START Material supplied

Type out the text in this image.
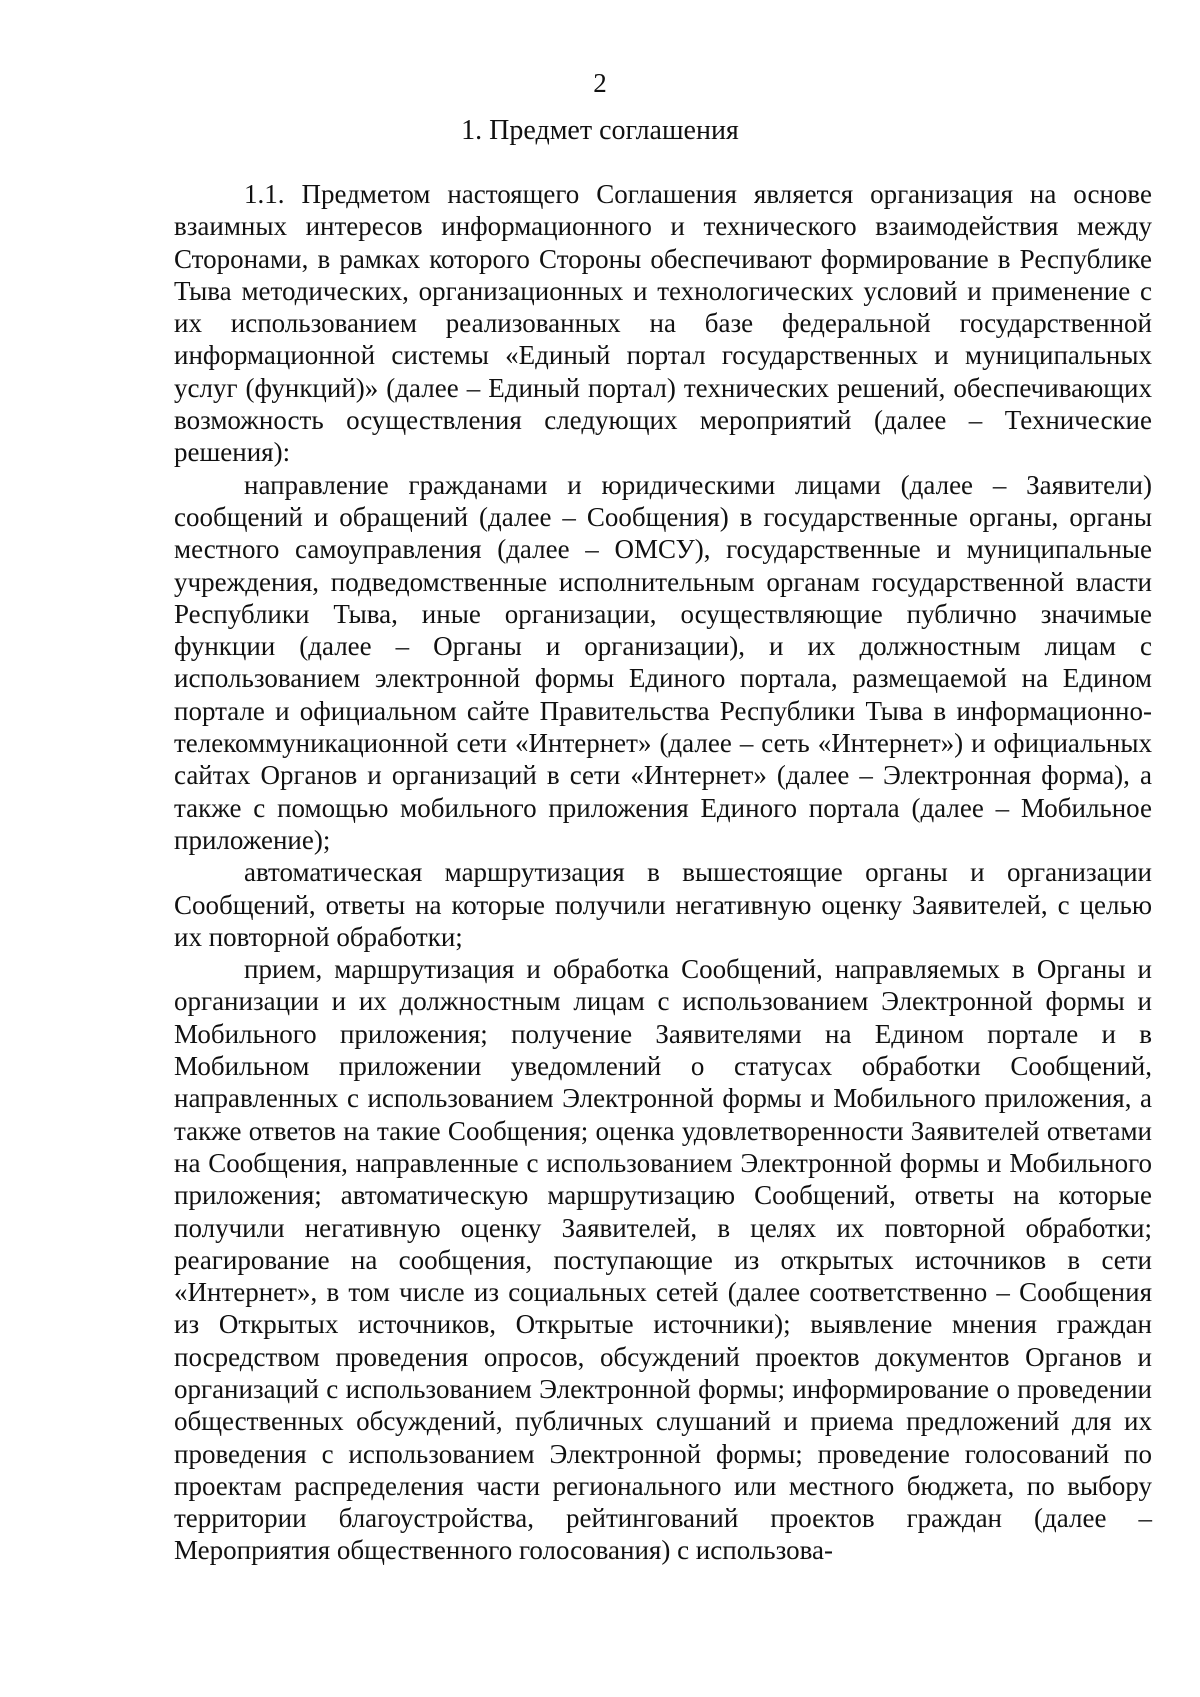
2
1. Предмет соглашения

1.1. Предметом настоящего Соглашения является организация на основе взаимных интересов информационного и технического взаимодействия между Сторонами, в рамках которого Стороны обеспечивают формирование в Республике Тыва методических, организационных и технологических условий и применение с их использованием реализованных на базе федеральной государственной информационной системы «Единый портал государственных и муниципальных услуг (функций)» (далее – Единый портал) технических решений, обеспечивающих возможность осуществления следующих мероприятий (далее – Технические решения):

направление гражданами и юридическими лицами (далее – Заявители) сообщений и обращений (далее – Сообщения) в государственные органы, органы местного самоуправления (далее – ОМСУ), государственные и муниципальные учреждения, подведомственные исполнительным органам государственной власти Республики Тыва, иные организации, осуществляющие публично значимые функции (далее – Органы и организации), и их должностным лицам с использованием электронной формы Единого портала, размещаемой на Едином портале и официальном сайте Правительства Республики Тыва в информационно-телекоммуникационной сети «Интернет» (далее – сеть «Интернет») и официальных сайтах Органов и организаций в сети «Интернет» (далее – Электронная форма), а также с помощью мобильного приложения Единого портала (далее – Мобильное приложение);

автоматическая маршрутизация в вышестоящие органы и организации Сообщений, ответы на которые получили негативную оценку Заявителей, с целью их повторной обработки;

прием, маршрутизация и обработка Сообщений, направляемых в Органы и организации и их должностным лицам с использованием Электронной формы и Мобильного приложения; получение Заявителями на Едином портале и в Мобильном приложении уведомлений о статусах обработки Сообщений, направленных с использованием Электронной формы и Мобильного приложения, а также ответов на такие Сообщения; оценка удовлетворенности Заявителей ответами на Сообщения, направленные с использованием Электронной формы и Мобильного приложения; автоматическую маршрутизацию Сообщений, ответы на которые получили негативную оценку Заявителей, в целях их повторной обработки; реагирование на сообщения, поступающие из открытых источников в сети «Интернет», в том числе из социальных сетей (далее соответственно – Сообщения из Открытых источников, Открытые источники); выявление мнения граждан посредством проведения опросов, обсуждений проектов документов Органов и организаций с использованием Электронной формы; информирование о проведении общественных обсуждений, публичных слушаний и приема предложений для их проведения с использованием Электронной формы; проведение голосований по проектам распределения части регионального или местного бюджета, по выбору территории благоустройства, рейтингований проектов граждан (далее – Мероприятия общественного голосования) с использова-
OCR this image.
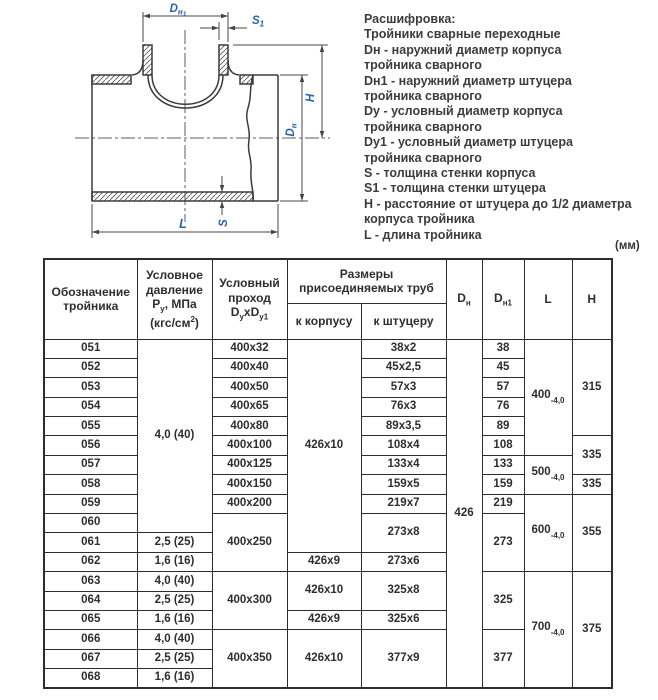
$D_н1$
$S_1$
H
$D_н$
S
L
Расшифровка:
Тройники сварные переходные
Dн - наружний диаметр корпуса
тройника сварного
Dн1 - наружний диаметр штуцера
тройника сварного
Dy - условный диаметр корпуса
тройника сварного
Dy1 - условный диаметр штуцера
тройника сварного
S - толщина стенки корпуса
S1 - толщина стенки штуцера
H - расстояние от штуцера до 1/2 диаметра
корпуса тройника
L - длина тройника
(мм)
Обозначение тройника	
Условное
давление
$P_у$, МПа
$(кгс/см^2)$

Условный
проход
$D_уxD_{у1}$

Размеры
присоединяемых труб
	$D_н$	$D_{н1}$	L	H
			к корпусу	к штуцеру				
051	4,0 (40)	400x32	426x10	38x2	426	38	$400_{-4,0}$	315
052		400x40		45x2,5		45		
053		400x50		57x3		57		
054		400x65		76x3		76		
055		400x80		89x3,5		89		
056		400x100		108x4		108		335
057		400x125		133x4		133	$500_{-4,0}$
058		400x150		159x5		159		335
059		400x200		219x7		219	$600_{-4,0}$	355
060		400x250		273x8		273		
061	2,5 (25)							
062	1,6 (16)		426x9	273x6				
063	4,0 (40)	400x300	426x10	325x8		325	$700_{-4,0}$	375
064	2,5 (25)							
065	1,6 (16)		426x9	325x6				
066	4,0 (40)	400x350	426x10	377x9		377		
067	2,5 (25)							
068	1,6 (16)							
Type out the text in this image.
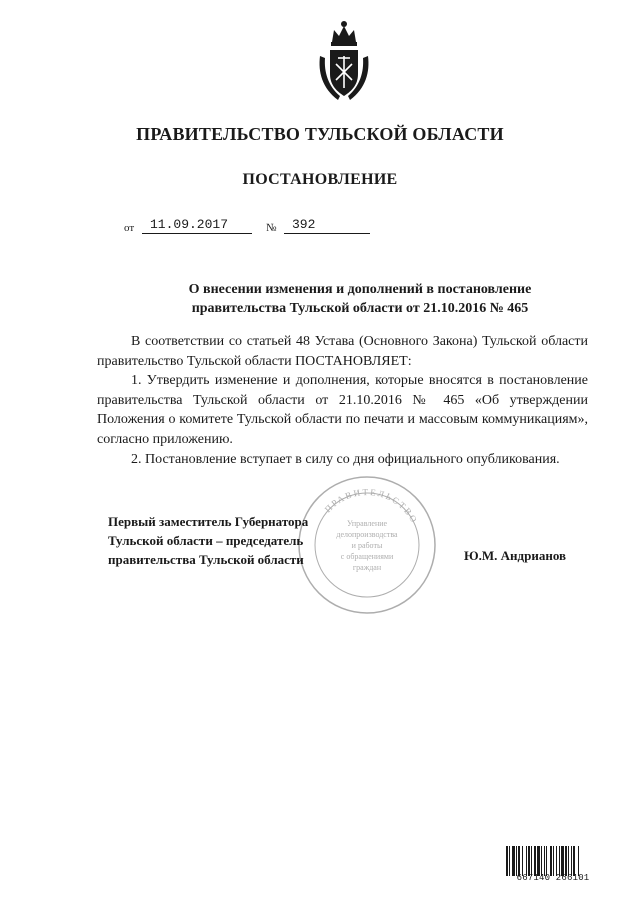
ПРАВИТЕЛЬСТВО ТУЛЬСКОЙ ОБЛАСТИ
ПОСТАНОВЛЕНИЕ
от	11.09.2017	№	392
О внесении изменения и дополнений в постановление
правительства Тульской области от 21.10.2016 № 465

В соответствии со статьей 48 Устава (Основного Закона) Тульской области правительство Тульской области ПОСТАНОВЛЯЕТ:

1. Утвердить изменение и дополнения, которые вносятся в постановление правительства Тульской области от 21.10.2016 № 465 «Об утверждении Положения о комитете Тульской области по печати и массовым коммуникациям», согласно приложению.

2. Постановление вступает в силу со дня официального опубликования.

ПРАВИТЕЛЬСТВО
Управление
делопроизводства
и работы
с обращениями
граждан
Первый заместитель Губернатора
Тульской области – председатель
правительства Тульской области	Ю.М. Андрианов
667140 266101
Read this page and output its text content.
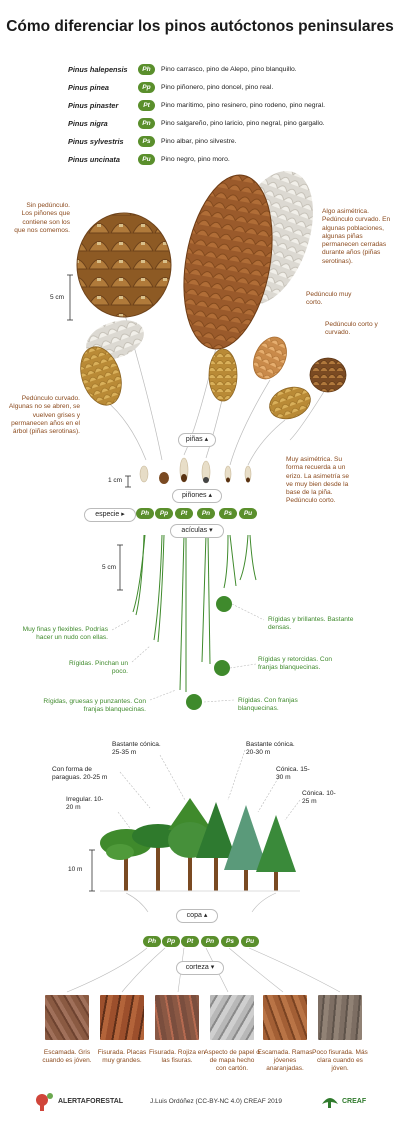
Cómo diferenciar los pinos autóctonos peninsulares
Pinus halepensis	Ph	Pino carrasco, pino de Alepo, pino blanquillo.
Pinus pinea	Pp	Pino piñonero, pino doncel, pino real.
Pinus pinaster	Pt	Pino marítimo, pino resinero, pino rodeno, pino negral.
Pinus nigra	Pn	Pino salgareño, pino laricio, pino negral, pino gargallo.
Pinus sylvestris	Ps	Pino albar, pino silvestre.
Pinus uncinata	Pu	Pino negro, pino moro.
Sin pedúnculo. Los piñones que contiene son los que nos comemos.
Algo asimétrica. Pedúnculo curvado. En algunas poblaciones, algunas piñas permanecen cerradas durante años (piñas serotinas).
Pedúnculo muy corto.
Pedúnculo corto y curvado.
Pedúnculo curvado. Algunas no se abren, se vuelven grises y permanecen años en el árbol (piñas serotinas).
Muy asimétrica. Su forma recuerda a un erizo. La asimetría se ve muy bien desde la base de la piña. Pedúnculo corto.
5 cm
piñas ▴
1 cm
piñones ▴
especie ▸	Ph	Pp	Pt	Pn	Ps	Pu
acículas ▾
5 cm
Muy finas y flexibles. Podrías hacer un nudo con ellas.
Rígidas. Pinchan un poco.
Rígidas, gruesas y punzantes. Con franjas blanquecinas.
Rígidas y brillantes. Bastante densas.
Rígidas y retorcidas. Con franjas blanquecinas.
Rígidas. Con franjas blanquecinas.
Bastante cónica. 25-35 m
Bastante cónica. 20-30 m
Con forma de paraguas. 20-25 m
Cónica. 15-30 m
Irregular. 10-20 m
Cónica. 10-25 m
10 m
copa ▴
Ph	Pp	Pt	Pn	Ps	Pu
corteza ▾
Escamada. Gris cuando es jóven.
Fisurada. Placas muy grandes.
Fisurada. Rojiza en las fisuras.
Aspecto de papel o de mapa hecho con cartón.
Escamada. Ramas jóvenes anaranjadas.
Poco fisurada. Más clara cuando es jóven.
ALERTAFORESTAL	J.Luis Ordóñez (CC-BY-NC 4.0) CREAF 2019	CREAF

END Material supplied

**Requirements**:
Your task is to give again, unchanged, the lines from the line that contains "Read this page and output its text content." to the end of the records. Include both end lines but no pictures.

**Final result**:
Read this page and output its text content.
Cómo diferenciar los pinos autóctonos peninsulares
Pinus halepensis	Ph	Pino carrasco, pino de Alepo, pino blanquillo.
Pinus pinea	Pp	Pino piñonero, pino doncel, pino real.
Pinus pinaster	Pt	Pino marítimo, pino resinero, pino rodeno, pino negral.
Pinus nigra	Pn	Pino salgareño, pino laricio, pino negral, pino gargallo.
Pinus sylvestris	Ps	Pino albar, pino silvestre.
Pinus uncinata	Pu	Pino negro, pino moro.
Sin pedúnculo. Los piñones que contiene son los que nos comemos.
Algo asimétrica. Pedúnculo curvado. En algunas poblaciones, algunas piñas permanecen cerradas durante años (piñas serotinas).
Pedúnculo muy corto.
Pedúnculo corto y curvado.
Pedúnculo curvado. Algunas no se abren, se vuelven grises y permanecen años en el árbol (piñas serotinas).
Muy asimétrica. Su forma recuerda a un erizo. La asimetría se ve muy bien desde la base de la piña. Pedúnculo corto.
5 cm
piñas ▴
1 cm
piñones ▴
especie ▸	Ph	Pp	Pt	Pn	Ps	Pu
acículas ▾
5 cm
Muy finas y flexibles. Podrías hacer un nudo con ellas.
Rígidas. Pinchan un poco.
Rígidas, gruesas y punzantes. Con franjas blanquecinas.
Rígidas y brillantes. Bastante densas.
Rígidas y retorcidas. Con franjas blanquecinas.
Rígidas. Con franjas blanquecinas.
Bastante cónica. 25-35 m
Bastante cónica. 20-30 m
Con forma de paraguas. 20-25 m
Cónica. 15-30 m
Irregular. 10-20 m
Cónica. 10-25 m
10 m
copa ▴
Ph	Pp	Pt	Pn	Ps	Pu
corteza ▾
Escamada. Gris cuando es jóven.
Fisurada. Placas muy grandes.
Fisurada. Rojiza en las fisuras.
Aspecto de papel o de mapa hecho con cartón.
Escamada. Ramas jóvenes anaranjadas.
Poco fisurada. Más clara cuando es jóven.
ALERTAFORESTAL	J.Luis Ordóñez (CC-BY-NC 4.0) CREAF 2019	CREAF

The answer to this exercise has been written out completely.